| DATA SHOWN |
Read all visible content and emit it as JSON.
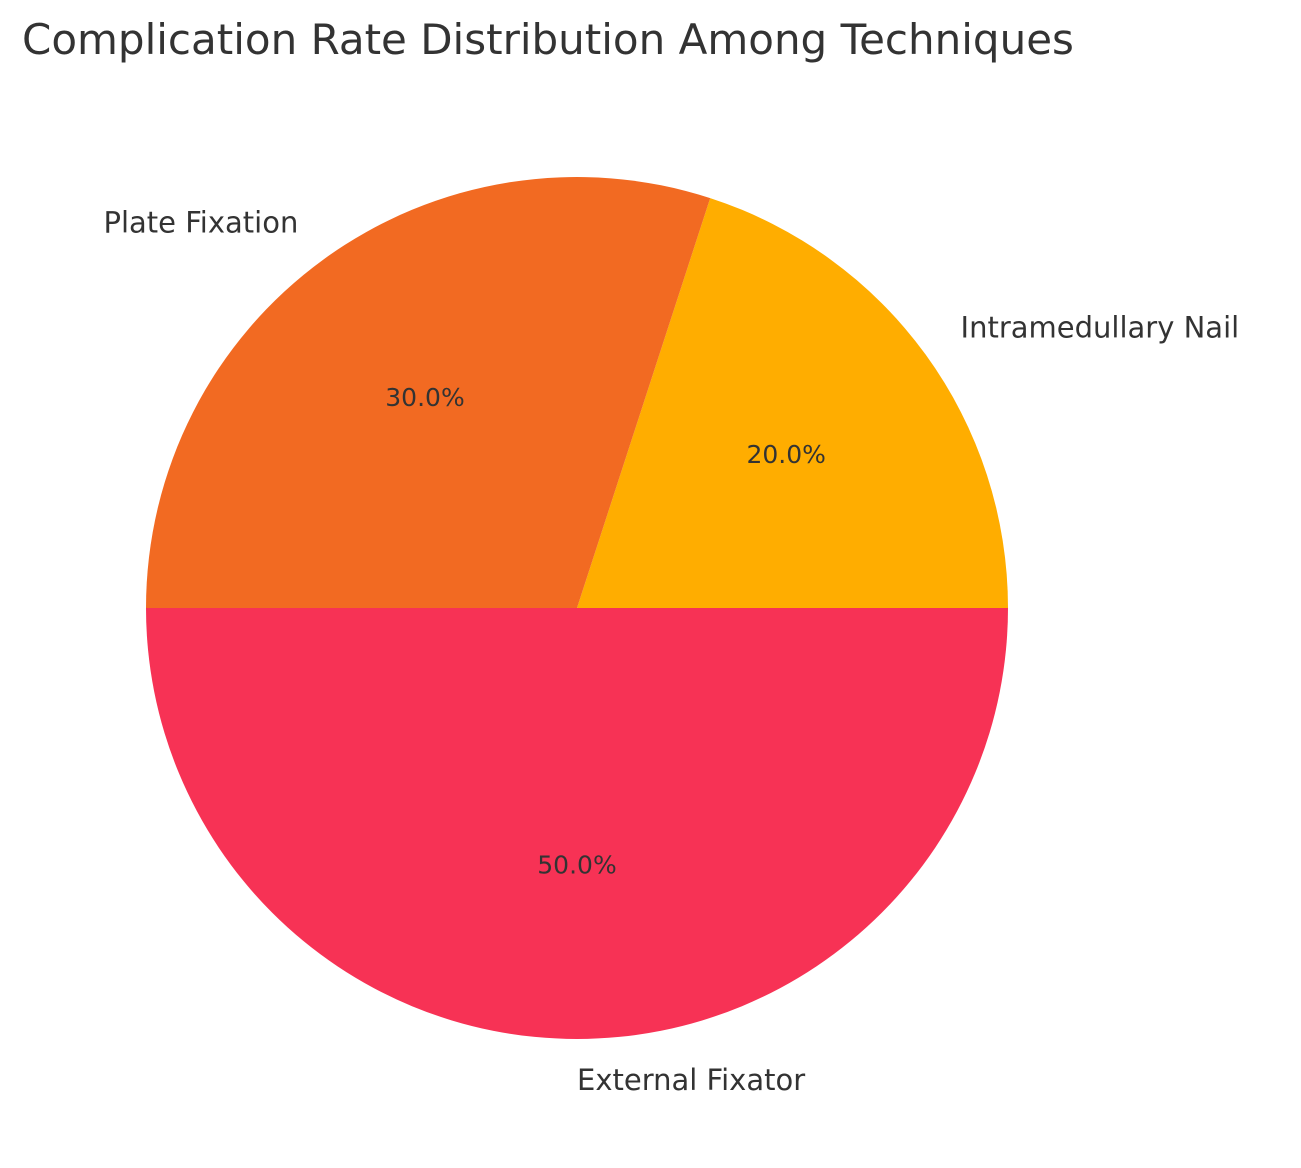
{
  "chart_data": {
    "type": "pie",
    "title": "Complication Rate Distribution Among Techniques",
    "categories": [
      "Intramedullary Nail",
      "Plate Fixation",
      "External Fixator"
    ],
    "values": [
      20,
      30,
      50
    ],
    "percent_labels": [
      "20.0%",
      "30.0%",
      "50.0%"
    ],
    "colors": [
      "#FFAD00",
      "#F26A22",
      "#F73255"
    ],
    "start_angle_deg": 0,
    "direction": "counterclockwise",
    "legend": "none"
  }
}
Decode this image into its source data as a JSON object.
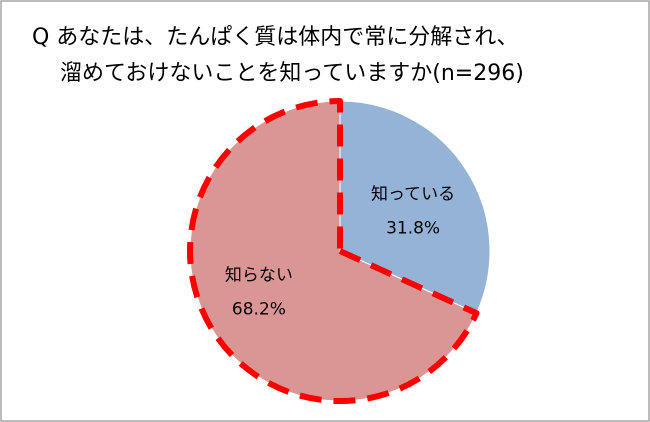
{
  "chart_data": {
    "type": "pie",
    "title": [
      "Q あなたは、たんぱく質は体内で常に分解され、",
      "溜めておけないことを知っていますか(n=296)"
    ],
    "categories": [
      "知っている",
      "知らない"
    ],
    "values": [
      31.8,
      68.2
    ],
    "value_labels": [
      "31.8%",
      "68.2%"
    ],
    "colors": [
      "#95b3d7",
      "#d99694"
    ],
    "dashed_outline": [
      false,
      true
    ],
    "outline_color": "#ff0000"
  }
}
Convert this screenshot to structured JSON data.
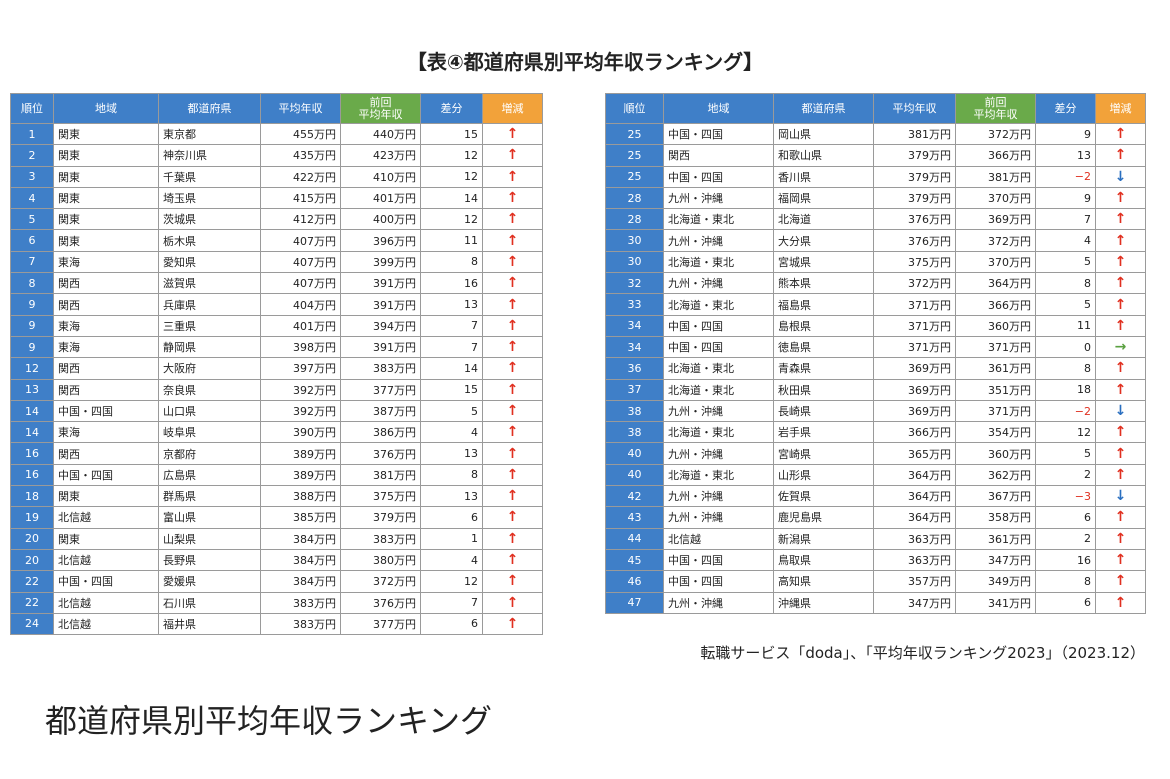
{
  "title": "【表④都道府県別平均年収ランキング】",
  "tables": [
    {
      "header": [
        "順位",
        "地域",
        "都道府県",
        "平均年収",
        "前回\n平均年収",
        "差分",
        "増減"
      ],
      "rows": [
        [
          "1",
          "関東",
          "東京都",
          "455万円",
          "440万円",
          "15",
          "↑"
        ],
        [
          "2",
          "関東",
          "神奈川県",
          "435万円",
          "423万円",
          "12",
          "↑"
        ],
        [
          "3",
          "関東",
          "千葉県",
          "422万円",
          "410万円",
          "12",
          "↑"
        ],
        [
          "4",
          "関東",
          "埼玉県",
          "415万円",
          "401万円",
          "14",
          "↑"
        ],
        [
          "5",
          "関東",
          "茨城県",
          "412万円",
          "400万円",
          "12",
          "↑"
        ],
        [
          "6",
          "関東",
          "栃木県",
          "407万円",
          "396万円",
          "11",
          "↑"
        ],
        [
          "7",
          "東海",
          "愛知県",
          "407万円",
          "399万円",
          "8",
          "↑"
        ],
        [
          "8",
          "関西",
          "滋賀県",
          "407万円",
          "391万円",
          "16",
          "↑"
        ],
        [
          "9",
          "関西",
          "兵庫県",
          "404万円",
          "391万円",
          "13",
          "↑"
        ],
        [
          "9",
          "東海",
          "三重県",
          "401万円",
          "394万円",
          "7",
          "↑"
        ],
        [
          "9",
          "東海",
          "静岡県",
          "398万円",
          "391万円",
          "7",
          "↑"
        ],
        [
          "12",
          "関西",
          "大阪府",
          "397万円",
          "383万円",
          "14",
          "↑"
        ],
        [
          "13",
          "関西",
          "奈良県",
          "392万円",
          "377万円",
          "15",
          "↑"
        ],
        [
          "14",
          "中国・四国",
          "山口県",
          "392万円",
          "387万円",
          "5",
          "↑"
        ],
        [
          "14",
          "東海",
          "岐阜県",
          "390万円",
          "386万円",
          "4",
          "↑"
        ],
        [
          "16",
          "関西",
          "京都府",
          "389万円",
          "376万円",
          "13",
          "↑"
        ],
        [
          "16",
          "中国・四国",
          "広島県",
          "389万円",
          "381万円",
          "8",
          "↑"
        ],
        [
          "18",
          "関東",
          "群馬県",
          "388万円",
          "375万円",
          "13",
          "↑"
        ],
        [
          "19",
          "北信越",
          "富山県",
          "385万円",
          "379万円",
          "6",
          "↑"
        ],
        [
          "20",
          "関東",
          "山梨県",
          "384万円",
          "383万円",
          "1",
          "↑"
        ],
        [
          "20",
          "北信越",
          "長野県",
          "384万円",
          "380万円",
          "4",
          "↑"
        ],
        [
          "22",
          "中国・四国",
          "愛媛県",
          "384万円",
          "372万円",
          "12",
          "↑"
        ],
        [
          "22",
          "北信越",
          "石川県",
          "383万円",
          "376万円",
          "7",
          "↑"
        ],
        [
          "24",
          "北信越",
          "福井県",
          "383万円",
          "377万円",
          "6",
          "↑"
        ]
      ]
    },
    {
      "header": [
        "順位",
        "地域",
        "都道府県",
        "平均年収",
        "前回\n平均年収",
        "差分",
        "増減"
      ],
      "rows": [
        [
          "25",
          "中国・四国",
          "岡山県",
          "381万円",
          "372万円",
          "9",
          "↑"
        ],
        [
          "25",
          "関西",
          "和歌山県",
          "379万円",
          "366万円",
          "13",
          "↑"
        ],
        [
          "25",
          "中国・四国",
          "香川県",
          "379万円",
          "381万円",
          "−2",
          "↓"
        ],
        [
          "28",
          "九州・沖縄",
          "福岡県",
          "379万円",
          "370万円",
          "9",
          "↑"
        ],
        [
          "28",
          "北海道・東北",
          "北海道",
          "376万円",
          "369万円",
          "7",
          "↑"
        ],
        [
          "30",
          "九州・沖縄",
          "大分県",
          "376万円",
          "372万円",
          "4",
          "↑"
        ],
        [
          "30",
          "北海道・東北",
          "宮城県",
          "375万円",
          "370万円",
          "5",
          "↑"
        ],
        [
          "32",
          "九州・沖縄",
          "熊本県",
          "372万円",
          "364万円",
          "8",
          "↑"
        ],
        [
          "33",
          "北海道・東北",
          "福島県",
          "371万円",
          "366万円",
          "5",
          "↑"
        ],
        [
          "34",
          "中国・四国",
          "島根県",
          "371万円",
          "360万円",
          "11",
          "↑"
        ],
        [
          "34",
          "中国・四国",
          "徳島県",
          "371万円",
          "371万円",
          "0",
          "→"
        ],
        [
          "36",
          "北海道・東北",
          "青森県",
          "369万円",
          "361万円",
          "8",
          "↑"
        ],
        [
          "37",
          "北海道・東北",
          "秋田県",
          "369万円",
          "351万円",
          "18",
          "↑"
        ],
        [
          "38",
          "九州・沖縄",
          "長崎県",
          "369万円",
          "371万円",
          "−2",
          "↓"
        ],
        [
          "38",
          "北海道・東北",
          "岩手県",
          "366万円",
          "354万円",
          "12",
          "↑"
        ],
        [
          "40",
          "九州・沖縄",
          "宮崎県",
          "365万円",
          "360万円",
          "5",
          "↑"
        ],
        [
          "40",
          "北海道・東北",
          "山形県",
          "364万円",
          "362万円",
          "2",
          "↑"
        ],
        [
          "42",
          "九州・沖縄",
          "佐賀県",
          "364万円",
          "367万円",
          "−3",
          "↓"
        ],
        [
          "43",
          "九州・沖縄",
          "鹿児島県",
          "364万円",
          "358万円",
          "6",
          "↑"
        ],
        [
          "44",
          "北信越",
          "新潟県",
          "363万円",
          "361万円",
          "2",
          "↑"
        ],
        [
          "45",
          "中国・四国",
          "鳥取県",
          "363万円",
          "347万円",
          "16",
          "↑"
        ],
        [
          "46",
          "中国・四国",
          "高知県",
          "357万円",
          "349万円",
          "8",
          "↑"
        ],
        [
          "47",
          "九州・沖縄",
          "沖縄県",
          "347万円",
          "341万円",
          "6",
          "↑"
        ]
      ]
    }
  ],
  "source": "転職サービス「doda」、「平均年収ランキング2023」（2023.12）",
  "caption": "都道府県別平均年収ランキング"
}
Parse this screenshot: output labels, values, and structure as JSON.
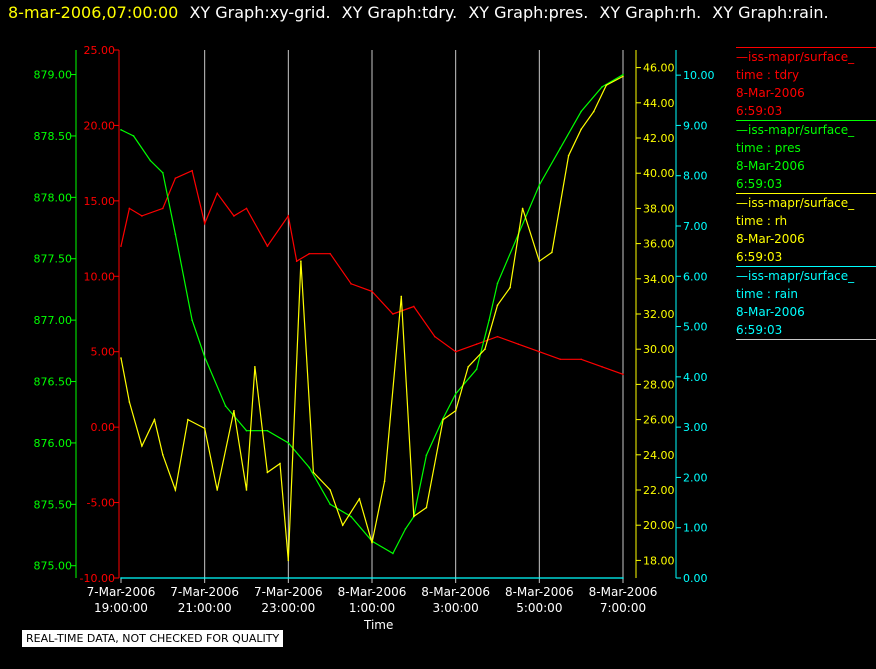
{
  "header": {
    "timestamp": "8-mar-2006,07:00:00",
    "graph_titles": [
      "XY Graph:xy-grid.",
      "XY Graph:tdry.",
      "XY Graph:pres.",
      "XY Graph:rh.",
      "XY Graph:rain."
    ]
  },
  "colors": {
    "tdry": "#ff0000",
    "pres": "#00ff00",
    "rh": "#ffff00",
    "rain": "#00ffff",
    "grid": "#c8c8c8",
    "background": "#000000"
  },
  "legend": [
    {
      "name": "iss-mapr/surface_",
      "var": "time : tdry",
      "date": "8-Mar-2006",
      "time": "6:59:03",
      "color": "#ff0000"
    },
    {
      "name": "iss-mapr/surface_",
      "var": "time : pres",
      "date": "8-Mar-2006",
      "time": "6:59:03",
      "color": "#00ff00"
    },
    {
      "name": "iss-mapr/surface_",
      "var": "time : rh",
      "date": "8-Mar-2006",
      "time": "6:59:03",
      "color": "#ffff00"
    },
    {
      "name": "iss-mapr/surface_",
      "var": "time : rain",
      "date": "8-Mar-2006",
      "time": "6:59:03",
      "color": "#00ffff"
    }
  ],
  "notice": "REAL-TIME DATA, NOT CHECKED FOR QUALITY",
  "chart_data": {
    "type": "line",
    "xlabel": "Time",
    "x_ticks": [
      {
        "date": "7-Mar-2006",
        "time": "19:00:00"
      },
      {
        "date": "7-Mar-2006",
        "time": "21:00:00"
      },
      {
        "date": "7-Mar-2006",
        "time": "23:00:00"
      },
      {
        "date": "8-Mar-2006",
        "time": "1:00:00"
      },
      {
        "date": "8-Mar-2006",
        "time": "3:00:00"
      },
      {
        "date": "8-Mar-2006",
        "time": "5:00:00"
      },
      {
        "date": "8-Mar-2006",
        "time": "7:00:00"
      }
    ],
    "x_range": [
      "7-Mar-2006 19:00",
      "8-Mar-2006 7:00"
    ],
    "grid": "vertical lines at x ticks",
    "axes": {
      "tdry": {
        "range": [
          -10,
          25
        ],
        "ticks": [
          "25.00",
          "20.00",
          "15.00",
          "10.00",
          "5.00",
          "0.00",
          "-5.00",
          "-10.00"
        ],
        "side": "left-inner"
      },
      "pres": {
        "range": [
          874.9,
          879.2
        ],
        "ticks": [
          "879.00",
          "878.50",
          "878.00",
          "877.50",
          "877.00",
          "876.50",
          "876.00",
          "875.50",
          "875.00"
        ],
        "side": "left-outer"
      },
      "rh": {
        "range": [
          17,
          47
        ],
        "ticks": [
          "46.00",
          "44.00",
          "42.00",
          "40.00",
          "38.00",
          "36.00",
          "34.00",
          "32.00",
          "30.00",
          "28.00",
          "26.00",
          "24.00",
          "22.00",
          "20.00",
          "18.00"
        ],
        "side": "right-inner"
      },
      "rain": {
        "range": [
          0,
          10.5
        ],
        "ticks": [
          "10.00",
          "9.00",
          "8.00",
          "7.00",
          "6.00",
          "5.00",
          "4.00",
          "3.00",
          "2.00",
          "1.00",
          "0.00"
        ],
        "side": "right-outer"
      }
    },
    "series": [
      {
        "name": "tdry",
        "axis": "tdry",
        "x": [
          19.0,
          19.2,
          19.5,
          20.0,
          20.3,
          20.7,
          21.0,
          21.3,
          21.7,
          22.0,
          22.5,
          23.0,
          23.2,
          23.5,
          24.0,
          24.5,
          25.0,
          25.5,
          26.0,
          26.5,
          27.0,
          27.5,
          28.0,
          28.5,
          29.0,
          29.5,
          30.0,
          30.5,
          31.0
        ],
        "values": [
          12.0,
          14.5,
          14.0,
          14.5,
          16.5,
          17.0,
          13.5,
          15.5,
          14.0,
          14.5,
          12.0,
          14.0,
          11.0,
          11.5,
          11.5,
          9.5,
          9.0,
          7.5,
          8.0,
          6.0,
          5.0,
          5.5,
          6.0,
          5.5,
          5.0,
          4.5,
          4.5,
          4.0,
          3.5
        ]
      },
      {
        "name": "pres",
        "axis": "pres",
        "x": [
          19.0,
          19.3,
          19.7,
          20.0,
          20.3,
          20.7,
          21.0,
          21.5,
          22.0,
          22.5,
          23.0,
          23.5,
          24.0,
          24.5,
          25.0,
          25.5,
          25.8,
          26.0,
          26.3,
          26.7,
          27.0,
          27.5,
          27.8,
          28.0,
          28.5,
          29.0,
          29.5,
          30.0,
          30.5,
          31.0
        ],
        "values": [
          878.55,
          878.5,
          878.3,
          878.2,
          877.7,
          877.0,
          876.7,
          876.3,
          876.1,
          876.1,
          876.0,
          875.8,
          875.5,
          875.4,
          875.2,
          875.1,
          875.3,
          875.4,
          875.9,
          876.2,
          876.4,
          876.6,
          877.0,
          877.3,
          877.7,
          878.1,
          878.4,
          878.7,
          878.9,
          879.0
        ]
      },
      {
        "name": "rh",
        "axis": "rh",
        "x": [
          19.0,
          19.2,
          19.5,
          19.8,
          20.0,
          20.3,
          20.6,
          21.0,
          21.3,
          21.7,
          22.0,
          22.2,
          22.5,
          22.8,
          23.0,
          23.3,
          23.6,
          24.0,
          24.3,
          24.7,
          25.0,
          25.3,
          25.7,
          26.0,
          26.3,
          26.7,
          27.0,
          27.3,
          27.7,
          28.0,
          28.3,
          28.6,
          29.0,
          29.3,
          29.7,
          30.0,
          30.3,
          30.6,
          31.0
        ],
        "values": [
          29.5,
          27.0,
          24.5,
          26.0,
          24.0,
          22.0,
          26.0,
          25.5,
          22.0,
          26.5,
          22.0,
          29.0,
          23.0,
          23.5,
          18.0,
          35.0,
          23.0,
          22.0,
          20.0,
          21.5,
          19.0,
          22.5,
          33.0,
          20.5,
          21.0,
          26.0,
          26.5,
          29.0,
          30.0,
          32.5,
          33.5,
          38.0,
          35.0,
          35.5,
          41.0,
          42.5,
          43.5,
          45.0,
          45.5
        ]
      },
      {
        "name": "rain",
        "axis": "rain",
        "x": [
          19.0,
          31.0
        ],
        "values": [
          0.0,
          0.0
        ]
      }
    ]
  }
}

| REQUIRED WORK |
Gather every line containing the word "axis" and copy it.

| PROBLEM SOLUTION |
        "axis": "tdry",
        "axis": "pres",
        "axis": "rh",
        "axis": "rain",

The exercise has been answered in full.